# The exercise:
Search the data for the word "this" and copy every line where it occurs.

# Material supplied:
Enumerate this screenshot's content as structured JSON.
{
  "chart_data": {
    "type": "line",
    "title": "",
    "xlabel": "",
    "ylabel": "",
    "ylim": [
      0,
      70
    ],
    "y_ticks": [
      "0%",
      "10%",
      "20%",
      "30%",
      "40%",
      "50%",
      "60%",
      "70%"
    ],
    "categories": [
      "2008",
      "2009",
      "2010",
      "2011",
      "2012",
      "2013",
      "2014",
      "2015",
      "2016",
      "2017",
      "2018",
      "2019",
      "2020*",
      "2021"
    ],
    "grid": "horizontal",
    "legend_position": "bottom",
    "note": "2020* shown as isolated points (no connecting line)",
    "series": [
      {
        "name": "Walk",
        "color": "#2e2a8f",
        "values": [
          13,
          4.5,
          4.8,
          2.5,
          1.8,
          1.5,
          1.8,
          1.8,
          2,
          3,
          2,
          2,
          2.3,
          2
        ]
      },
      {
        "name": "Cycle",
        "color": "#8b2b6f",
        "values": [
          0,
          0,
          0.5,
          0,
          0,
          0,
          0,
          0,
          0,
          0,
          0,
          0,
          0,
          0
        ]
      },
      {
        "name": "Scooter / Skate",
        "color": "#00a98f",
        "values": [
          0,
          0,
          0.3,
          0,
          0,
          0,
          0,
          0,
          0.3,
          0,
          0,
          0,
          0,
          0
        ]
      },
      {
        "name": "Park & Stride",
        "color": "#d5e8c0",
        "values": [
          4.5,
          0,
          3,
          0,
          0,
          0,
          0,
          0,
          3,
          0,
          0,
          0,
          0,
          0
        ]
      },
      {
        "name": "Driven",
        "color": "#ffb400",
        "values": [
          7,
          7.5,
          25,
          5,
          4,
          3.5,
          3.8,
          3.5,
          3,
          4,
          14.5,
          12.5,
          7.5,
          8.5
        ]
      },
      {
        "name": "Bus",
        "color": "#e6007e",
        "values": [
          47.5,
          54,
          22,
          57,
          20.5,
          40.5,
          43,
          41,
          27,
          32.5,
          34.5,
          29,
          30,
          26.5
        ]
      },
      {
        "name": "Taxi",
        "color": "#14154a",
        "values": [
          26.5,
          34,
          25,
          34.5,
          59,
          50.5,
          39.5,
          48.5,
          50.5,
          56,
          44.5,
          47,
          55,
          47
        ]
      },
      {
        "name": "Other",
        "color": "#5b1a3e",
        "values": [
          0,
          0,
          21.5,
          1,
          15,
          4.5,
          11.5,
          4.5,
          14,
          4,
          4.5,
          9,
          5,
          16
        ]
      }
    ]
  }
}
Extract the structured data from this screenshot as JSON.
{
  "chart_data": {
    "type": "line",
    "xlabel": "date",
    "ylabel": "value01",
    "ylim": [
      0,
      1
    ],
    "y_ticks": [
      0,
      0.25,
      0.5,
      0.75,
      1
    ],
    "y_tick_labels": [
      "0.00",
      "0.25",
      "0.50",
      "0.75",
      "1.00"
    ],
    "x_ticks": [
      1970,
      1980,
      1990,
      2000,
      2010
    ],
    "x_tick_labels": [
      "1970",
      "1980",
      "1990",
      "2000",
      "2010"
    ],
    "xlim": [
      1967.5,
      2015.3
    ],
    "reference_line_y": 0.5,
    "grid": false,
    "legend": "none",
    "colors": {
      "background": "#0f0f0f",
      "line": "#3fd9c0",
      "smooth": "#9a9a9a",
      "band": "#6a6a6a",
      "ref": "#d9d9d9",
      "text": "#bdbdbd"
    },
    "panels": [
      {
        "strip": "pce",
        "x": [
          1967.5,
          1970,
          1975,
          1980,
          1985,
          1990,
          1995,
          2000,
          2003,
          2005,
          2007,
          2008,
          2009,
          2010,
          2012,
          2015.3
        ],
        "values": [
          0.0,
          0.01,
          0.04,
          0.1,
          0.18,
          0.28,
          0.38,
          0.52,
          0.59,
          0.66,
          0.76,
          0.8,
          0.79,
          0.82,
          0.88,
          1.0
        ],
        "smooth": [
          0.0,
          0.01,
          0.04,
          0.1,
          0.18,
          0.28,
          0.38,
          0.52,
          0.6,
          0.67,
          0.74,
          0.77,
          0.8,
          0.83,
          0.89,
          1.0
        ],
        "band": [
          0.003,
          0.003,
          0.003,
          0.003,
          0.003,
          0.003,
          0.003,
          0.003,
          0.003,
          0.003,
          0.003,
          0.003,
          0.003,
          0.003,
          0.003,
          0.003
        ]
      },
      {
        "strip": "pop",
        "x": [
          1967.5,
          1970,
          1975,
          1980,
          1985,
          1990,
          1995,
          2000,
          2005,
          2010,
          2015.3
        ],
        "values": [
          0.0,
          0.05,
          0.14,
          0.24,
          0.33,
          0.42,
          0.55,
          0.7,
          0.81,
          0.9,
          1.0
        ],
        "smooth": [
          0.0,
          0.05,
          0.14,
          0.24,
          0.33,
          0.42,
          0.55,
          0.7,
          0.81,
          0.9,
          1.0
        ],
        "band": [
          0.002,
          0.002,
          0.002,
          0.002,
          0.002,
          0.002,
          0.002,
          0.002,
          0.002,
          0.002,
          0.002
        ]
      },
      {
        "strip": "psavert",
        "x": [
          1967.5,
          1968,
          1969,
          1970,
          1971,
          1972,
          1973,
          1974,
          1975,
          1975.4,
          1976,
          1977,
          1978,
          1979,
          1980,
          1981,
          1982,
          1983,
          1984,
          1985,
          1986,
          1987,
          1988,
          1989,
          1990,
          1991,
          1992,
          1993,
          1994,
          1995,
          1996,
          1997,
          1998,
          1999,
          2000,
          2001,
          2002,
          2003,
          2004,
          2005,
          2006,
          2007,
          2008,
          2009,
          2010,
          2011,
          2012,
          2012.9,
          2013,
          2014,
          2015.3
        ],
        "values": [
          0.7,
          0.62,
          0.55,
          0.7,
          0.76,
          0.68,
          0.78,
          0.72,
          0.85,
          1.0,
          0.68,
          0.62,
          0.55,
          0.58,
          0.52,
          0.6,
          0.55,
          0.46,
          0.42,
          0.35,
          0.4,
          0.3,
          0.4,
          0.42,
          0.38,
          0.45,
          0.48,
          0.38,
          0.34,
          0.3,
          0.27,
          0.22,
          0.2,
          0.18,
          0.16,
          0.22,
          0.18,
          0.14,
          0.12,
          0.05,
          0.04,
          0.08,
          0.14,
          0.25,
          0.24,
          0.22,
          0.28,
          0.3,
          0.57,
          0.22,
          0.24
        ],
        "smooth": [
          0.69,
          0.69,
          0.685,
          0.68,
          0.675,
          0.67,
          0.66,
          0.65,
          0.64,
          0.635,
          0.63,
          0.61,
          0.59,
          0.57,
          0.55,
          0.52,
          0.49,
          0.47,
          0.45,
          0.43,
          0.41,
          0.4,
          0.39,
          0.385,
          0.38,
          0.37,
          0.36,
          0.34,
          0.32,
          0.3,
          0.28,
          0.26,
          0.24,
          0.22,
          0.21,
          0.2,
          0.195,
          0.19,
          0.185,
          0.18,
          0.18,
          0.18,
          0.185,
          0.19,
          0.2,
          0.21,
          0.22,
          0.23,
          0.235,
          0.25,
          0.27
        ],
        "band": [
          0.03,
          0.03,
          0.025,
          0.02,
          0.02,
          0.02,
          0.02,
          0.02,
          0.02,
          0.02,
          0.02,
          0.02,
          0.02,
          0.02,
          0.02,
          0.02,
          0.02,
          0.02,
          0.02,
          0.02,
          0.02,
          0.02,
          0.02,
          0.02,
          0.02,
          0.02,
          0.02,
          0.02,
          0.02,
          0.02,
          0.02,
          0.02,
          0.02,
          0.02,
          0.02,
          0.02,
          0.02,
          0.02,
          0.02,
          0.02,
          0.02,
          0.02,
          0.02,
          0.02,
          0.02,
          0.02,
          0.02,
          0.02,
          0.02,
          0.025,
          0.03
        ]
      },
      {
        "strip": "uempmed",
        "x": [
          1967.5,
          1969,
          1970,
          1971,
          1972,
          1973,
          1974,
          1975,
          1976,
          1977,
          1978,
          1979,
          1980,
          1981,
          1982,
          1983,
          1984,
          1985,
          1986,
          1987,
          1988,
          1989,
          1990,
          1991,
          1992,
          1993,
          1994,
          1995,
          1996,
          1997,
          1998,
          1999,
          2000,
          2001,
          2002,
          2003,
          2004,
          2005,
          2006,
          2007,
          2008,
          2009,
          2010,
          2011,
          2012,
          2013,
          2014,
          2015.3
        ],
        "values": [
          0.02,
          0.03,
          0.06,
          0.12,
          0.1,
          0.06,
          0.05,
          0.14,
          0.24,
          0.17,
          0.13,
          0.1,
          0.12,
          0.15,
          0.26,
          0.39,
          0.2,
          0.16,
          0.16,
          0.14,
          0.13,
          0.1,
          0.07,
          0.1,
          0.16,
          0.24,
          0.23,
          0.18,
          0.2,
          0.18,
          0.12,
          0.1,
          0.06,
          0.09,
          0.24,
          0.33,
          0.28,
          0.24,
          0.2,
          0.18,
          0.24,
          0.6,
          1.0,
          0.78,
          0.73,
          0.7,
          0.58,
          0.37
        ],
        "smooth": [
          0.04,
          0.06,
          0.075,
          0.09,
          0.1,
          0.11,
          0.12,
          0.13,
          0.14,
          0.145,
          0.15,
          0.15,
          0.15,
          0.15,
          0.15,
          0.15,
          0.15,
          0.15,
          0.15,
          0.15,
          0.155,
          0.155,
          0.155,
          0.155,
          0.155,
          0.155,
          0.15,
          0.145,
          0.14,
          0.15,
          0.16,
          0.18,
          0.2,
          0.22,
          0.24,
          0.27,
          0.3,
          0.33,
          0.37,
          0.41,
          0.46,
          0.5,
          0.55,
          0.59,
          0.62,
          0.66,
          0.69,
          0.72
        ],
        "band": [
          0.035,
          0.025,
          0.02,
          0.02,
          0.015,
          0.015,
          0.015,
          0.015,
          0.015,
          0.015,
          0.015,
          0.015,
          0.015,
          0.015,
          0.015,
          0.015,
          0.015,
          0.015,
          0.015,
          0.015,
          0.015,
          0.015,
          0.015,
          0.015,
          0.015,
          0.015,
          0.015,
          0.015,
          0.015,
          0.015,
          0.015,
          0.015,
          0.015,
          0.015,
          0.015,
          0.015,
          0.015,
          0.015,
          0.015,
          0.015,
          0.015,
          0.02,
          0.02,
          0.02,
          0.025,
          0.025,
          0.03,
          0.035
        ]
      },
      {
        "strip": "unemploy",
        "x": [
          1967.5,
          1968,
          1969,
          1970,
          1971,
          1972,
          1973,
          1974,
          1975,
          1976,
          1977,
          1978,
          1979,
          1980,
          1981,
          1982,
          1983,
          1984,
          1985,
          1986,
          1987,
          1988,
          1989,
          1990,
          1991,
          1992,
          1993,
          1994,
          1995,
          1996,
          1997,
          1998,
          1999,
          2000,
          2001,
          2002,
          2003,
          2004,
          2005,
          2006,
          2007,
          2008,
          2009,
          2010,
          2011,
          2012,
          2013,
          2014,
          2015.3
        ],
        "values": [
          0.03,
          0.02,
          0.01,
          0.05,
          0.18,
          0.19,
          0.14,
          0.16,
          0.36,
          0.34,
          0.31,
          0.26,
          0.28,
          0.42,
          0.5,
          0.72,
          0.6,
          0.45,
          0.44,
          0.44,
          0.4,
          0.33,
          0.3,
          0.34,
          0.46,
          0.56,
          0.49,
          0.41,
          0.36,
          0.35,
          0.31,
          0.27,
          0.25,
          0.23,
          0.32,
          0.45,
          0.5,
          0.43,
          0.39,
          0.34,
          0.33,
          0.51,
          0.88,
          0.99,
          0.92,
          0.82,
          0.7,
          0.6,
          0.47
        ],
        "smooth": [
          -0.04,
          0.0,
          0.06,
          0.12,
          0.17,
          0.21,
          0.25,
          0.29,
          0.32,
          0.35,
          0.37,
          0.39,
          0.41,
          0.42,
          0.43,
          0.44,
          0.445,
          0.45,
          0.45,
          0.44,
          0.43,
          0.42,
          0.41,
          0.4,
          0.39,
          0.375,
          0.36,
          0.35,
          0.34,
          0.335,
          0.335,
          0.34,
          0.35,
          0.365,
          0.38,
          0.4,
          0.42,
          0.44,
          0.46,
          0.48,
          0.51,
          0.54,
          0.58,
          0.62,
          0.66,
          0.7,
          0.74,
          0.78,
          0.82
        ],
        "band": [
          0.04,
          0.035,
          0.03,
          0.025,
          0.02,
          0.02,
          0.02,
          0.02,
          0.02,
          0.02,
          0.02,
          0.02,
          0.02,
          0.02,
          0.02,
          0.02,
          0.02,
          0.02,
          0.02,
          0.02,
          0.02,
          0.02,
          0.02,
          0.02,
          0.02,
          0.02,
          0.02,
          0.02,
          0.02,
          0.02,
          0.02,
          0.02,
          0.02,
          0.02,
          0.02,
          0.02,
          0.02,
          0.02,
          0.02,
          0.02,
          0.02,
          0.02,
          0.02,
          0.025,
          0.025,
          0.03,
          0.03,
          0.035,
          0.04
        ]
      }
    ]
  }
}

# Task output:
Enumerate this screenshot's content as structured JSON.
Extract the structured data from this screenshot as JSON.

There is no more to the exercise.